**DIRECTION:**
What follows is a set of records; repeat all of them exactly.

**DATASET CONTENT:**
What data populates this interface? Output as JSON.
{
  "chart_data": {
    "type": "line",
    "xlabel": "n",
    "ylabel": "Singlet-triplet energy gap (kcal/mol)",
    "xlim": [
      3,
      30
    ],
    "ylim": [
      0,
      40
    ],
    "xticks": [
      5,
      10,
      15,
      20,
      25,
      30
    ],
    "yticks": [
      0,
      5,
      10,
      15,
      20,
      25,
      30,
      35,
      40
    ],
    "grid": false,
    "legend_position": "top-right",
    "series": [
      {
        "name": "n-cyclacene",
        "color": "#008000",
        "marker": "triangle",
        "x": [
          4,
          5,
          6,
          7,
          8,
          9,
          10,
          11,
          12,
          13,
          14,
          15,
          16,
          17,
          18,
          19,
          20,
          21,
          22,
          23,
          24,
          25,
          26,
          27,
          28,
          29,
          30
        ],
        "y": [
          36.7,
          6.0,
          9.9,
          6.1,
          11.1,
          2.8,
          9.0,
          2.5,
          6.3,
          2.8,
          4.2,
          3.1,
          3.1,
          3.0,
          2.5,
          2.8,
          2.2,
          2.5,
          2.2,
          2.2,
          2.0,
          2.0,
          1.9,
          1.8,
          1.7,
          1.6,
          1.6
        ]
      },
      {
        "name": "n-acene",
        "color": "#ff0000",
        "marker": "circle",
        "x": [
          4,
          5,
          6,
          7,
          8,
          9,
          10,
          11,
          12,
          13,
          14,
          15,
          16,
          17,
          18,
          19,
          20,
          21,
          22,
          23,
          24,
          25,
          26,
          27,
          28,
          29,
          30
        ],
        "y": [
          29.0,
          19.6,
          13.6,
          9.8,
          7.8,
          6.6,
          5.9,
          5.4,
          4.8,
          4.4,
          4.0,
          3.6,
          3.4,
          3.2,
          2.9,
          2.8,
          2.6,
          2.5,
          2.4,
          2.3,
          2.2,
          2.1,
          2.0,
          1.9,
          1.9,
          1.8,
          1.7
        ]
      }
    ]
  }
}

**ANSWER IN FULL:**
What data populates this interface? Output as JSON.
{
  "chart_data": {
    "type": "line",
    "xlabel": "n",
    "ylabel": "Singlet-triplet energy gap (kcal/mol)",
    "xlim": [
      3,
      30
    ],
    "ylim": [
      0,
      40
    ],
    "xticks": [
      5,
      10,
      15,
      20,
      25,
      30
    ],
    "yticks": [
      0,
      5,
      10,
      15,
      20,
      25,
      30,
      35,
      40
    ],
    "grid": false,
    "legend_position": "top-right",
    "series": [
      {
        "name": "n-cyclacene",
        "color": "#008000",
        "marker": "triangle",
        "x": [
          4,
          5,
          6,
          7,
          8,
          9,
          10,
          11,
          12,
          13,
          14,
          15,
          16,
          17,
          18,
          19,
          20,
          21,
          22,
          23,
          24,
          25,
          26,
          27,
          28,
          29,
          30
        ],
        "y": [
          36.7,
          6.0,
          9.9,
          6.1,
          11.1,
          2.8,
          9.0,
          2.5,
          6.3,
          2.8,
          4.2,
          3.1,
          3.1,
          3.0,
          2.5,
          2.8,
          2.2,
          2.5,
          2.2,
          2.2,
          2.0,
          2.0,
          1.9,
          1.8,
          1.7,
          1.6,
          1.6
        ]
      },
      {
        "name": "n-acene",
        "color": "#ff0000",
        "marker": "circle",
        "x": [
          4,
          5,
          6,
          7,
          8,
          9,
          10,
          11,
          12,
          13,
          14,
          15,
          16,
          17,
          18,
          19,
          20,
          21,
          22,
          23,
          24,
          25,
          26,
          27,
          28,
          29,
          30
        ],
        "y": [
          29.0,
          19.6,
          13.6,
          9.8,
          7.8,
          6.6,
          5.9,
          5.4,
          4.8,
          4.4,
          4.0,
          3.6,
          3.4,
          3.2,
          2.9,
          2.8,
          2.6,
          2.5,
          2.4,
          2.3,
          2.2,
          2.1,
          2.0,
          1.9,
          1.9,
          1.8,
          1.7
        ]
      }
    ]
  }
}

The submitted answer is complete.